[Record list start]
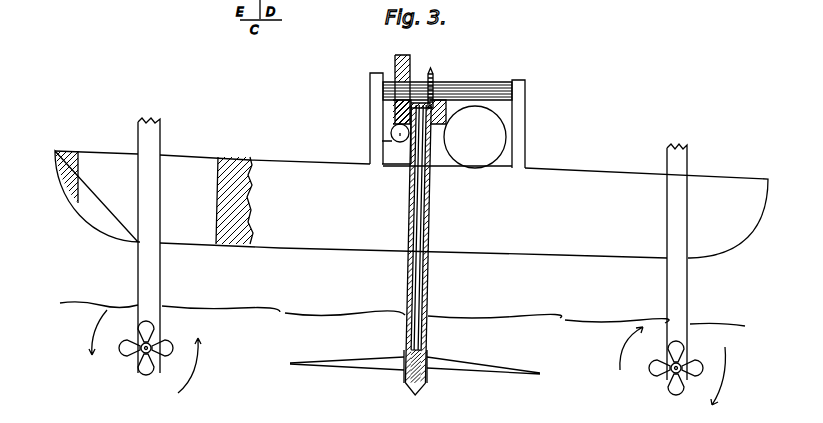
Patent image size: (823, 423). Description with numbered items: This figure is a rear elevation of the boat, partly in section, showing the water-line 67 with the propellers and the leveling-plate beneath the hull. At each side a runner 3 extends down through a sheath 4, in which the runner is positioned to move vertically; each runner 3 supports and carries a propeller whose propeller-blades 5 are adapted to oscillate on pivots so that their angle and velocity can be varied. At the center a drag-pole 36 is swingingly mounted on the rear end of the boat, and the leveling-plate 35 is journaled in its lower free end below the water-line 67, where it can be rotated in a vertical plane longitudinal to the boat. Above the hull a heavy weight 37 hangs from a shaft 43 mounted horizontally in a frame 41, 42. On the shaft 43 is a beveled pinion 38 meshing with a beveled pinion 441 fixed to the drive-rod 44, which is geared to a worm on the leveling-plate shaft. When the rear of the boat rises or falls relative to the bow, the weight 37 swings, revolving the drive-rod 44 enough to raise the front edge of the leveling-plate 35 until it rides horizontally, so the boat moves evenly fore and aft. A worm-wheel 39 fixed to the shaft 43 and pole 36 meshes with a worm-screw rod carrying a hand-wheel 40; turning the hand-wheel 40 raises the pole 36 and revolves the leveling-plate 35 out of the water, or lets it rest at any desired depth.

The runners 3 is at (162, 133).
The sheaths 4 is at (162, 181).
The propeller-blades 5 is at (156, 320).
The leveling-plate 35 is at (326, 362).
The drag-pole 36 is at (407, 285).
The weight 37 is at (475, 137).
The beveled pinion 38 is at (433, 73).
The worm-wheel 39 is at (411, 60).
The hand-wheel 40 is at (405, 154).
The frame 41 is at (386, 129).
The frame 42 is at (517, 101).
The shaft 43 is at (492, 84).
The drive-rod 44 is at (421, 190).
The beveled pinion 441 is at (438, 81).
The water-line 67 is at (396, 315).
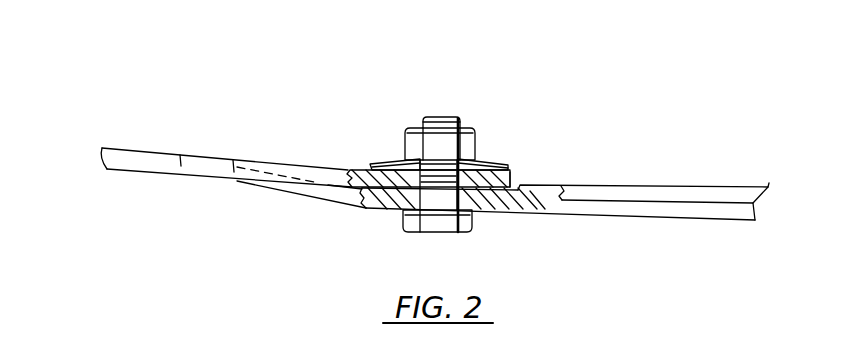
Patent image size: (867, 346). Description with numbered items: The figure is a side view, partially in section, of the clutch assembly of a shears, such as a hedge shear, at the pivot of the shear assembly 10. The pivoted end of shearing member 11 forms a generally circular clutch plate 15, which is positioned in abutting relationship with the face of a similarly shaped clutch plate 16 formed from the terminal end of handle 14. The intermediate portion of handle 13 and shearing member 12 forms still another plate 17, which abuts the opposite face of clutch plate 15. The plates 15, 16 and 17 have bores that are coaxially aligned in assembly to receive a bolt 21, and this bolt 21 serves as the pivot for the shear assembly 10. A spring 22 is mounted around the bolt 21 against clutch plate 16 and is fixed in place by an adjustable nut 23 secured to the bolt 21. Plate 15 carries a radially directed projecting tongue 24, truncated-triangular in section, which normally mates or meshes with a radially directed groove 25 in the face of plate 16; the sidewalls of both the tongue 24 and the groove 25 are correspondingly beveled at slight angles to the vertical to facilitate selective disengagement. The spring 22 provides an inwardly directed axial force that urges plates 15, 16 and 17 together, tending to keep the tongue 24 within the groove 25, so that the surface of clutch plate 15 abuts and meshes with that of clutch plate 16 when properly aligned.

The shear assembly 10 is at (497, 22).
The shearing member 11 is at (700, 172).
The shearing member 12 is at (672, 221).
The handle 13 is at (320, 205).
The handle 14 is at (328, 140).
The clutch plate 15 is at (357, 192).
The clutch plate 16 is at (512, 173).
The plate 17 is at (393, 203).
The bolt 21 is at (458, 117).
The spring 22 is at (480, 162).
The adjustable nut 23 is at (472, 131).
The projecting tongue 24 is at (400, 163).
The groove 25 is at (463, 201).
[Record list end]
Aim
Could you render the lines of the records above as a JSON list of strings, one string per line, with blank lines and the pictures left out?

In response
[
  "Patent image size: (823, 423). Description with numbered items: This figure is a rear elevation of the boat, partly in section, showing the water-line 67 with the propellers and the leveling-plate beneath the hull. At each side a runner 3 extends down through a sheath 4, in which the runner is positioned to move vertically; each runner 3 supports and carries a propeller whose propeller-blades 5 are adapted to oscillate on pivots so that their angle and velocity can be varied. At the center a drag-pole 36 is swingingly mounted on the rear end of the boat, and the leveling-plate 35 is journaled in its lower free end below the water-line 67, where it can be rotated in a vertical plane longitudinal to the boat. Above the hull a heavy weight 37 hangs from a shaft 43 mounted horizontally in a frame 41, 42. On the shaft 43 is a beveled pinion 38 meshing with a beveled pinion 441 fixed to the drive-rod 44, which is geared to a worm on the leveling-plate shaft. When the rear of the boat rises or falls relative to the bow, the weight 37 swings, revolving the drive-rod 44 enough to raise the front edge of the leveling-plate 35 until it rides horizontally, so the boat moves evenly fore and aft. A worm-wheel 39 fixed to the shaft 43 and pole 36 meshes with a worm-screw rod carrying a hand-wheel 40; turning the hand-wheel 40 raises the pole 36 and revolves the leveling-plate 35 out of the water, or lets it rest at any desired depth.",
  "The runners 3 is at (162, 133).",
  "The sheaths 4 is at (162, 181).",
  "The propeller-blades 5 is at (156, 320).",
  "The leveling-plate 35 is at (326, 362).",
  "The drag-pole 36 is at (407, 285).",
  "The weight 37 is at (475, 137).",
  "The beveled pinion 38 is at (433, 73).",
  "The worm-wheel 39 is at (411, 60).",
  "The hand-wheel 40 is at (405, 154).",
  "The frame 41 is at (386, 129).",
  "The frame 42 is at (517, 101).",
  "The shaft 43 is at (492, 84).",
  "The drive-rod 44 is at (421, 190).",
  "The beveled pinion 441 is at (438, 81).",
  "The water-line 67 is at (396, 315).",
  "Patent image size: (867, 346). Description with numbered items: The figure is a side view, partially in section, of the clutch assembly of a shears, such as a hedge shear, at the pivot of the shear assembly 10. The pivoted end of shearing member 11 forms a generally circular clutch plate 15, which is positioned in abutting relationship with the face of a similarly shaped clutch plate 16 formed from the terminal end of handle 14. The intermediate portion of handle 13 and shearing member 12 forms still another plate 17, which abuts the opposite face of clutch plate 15. The plates 15, 16 and 17 have bores that are coaxially aligned in assembly to receive a bolt 21, and this bolt 21 serves as the pivot for the shear assembly 10. A spring 22 is mounted around the bolt 21 against clutch plate 16 and is fixed in place by an adjustable nut 23 secured to the bolt 21. Plate 15 carries a radially directed projecting tongue 24, truncated-triangular in section, which normally mates or meshes with a radially directed groove 25 in the face of plate 16; the sidewalls of both the tongue 24 and the groove 25 are correspondingly beveled at slight angles to the vertical to facilitate selective disengagement. The spring 22 provides an inwardly directed axial force that urges plates 15, 16 and 17 together, tending to keep the tongue 24 within the groove 25, so that the surface of clutch plate 15 abuts and meshes with that of clutch plate 16 when properly aligned.",
  "The shear assembly 10 is at (497, 22).",
  "The shearing member 11 is at (700, 172).",
  "The shearing member 12 is at (672, 221).",
  "The handle 13 is at (320, 205).",
  "The handle 14 is at (328, 140).",
  "The clutch plate 15 is at (357, 192).",
  "The clutch plate 16 is at (512, 173).",
  "The plate 17 is at (393, 203).",
  "The bolt 21 is at (458, 117).",
  "The spring 22 is at (480, 162).",
  "The adjustable nut 23 is at (472, 131).",
  "The projecting tongue 24 is at (400, 163).",
  "The groove 25 is at (463, 201)."
]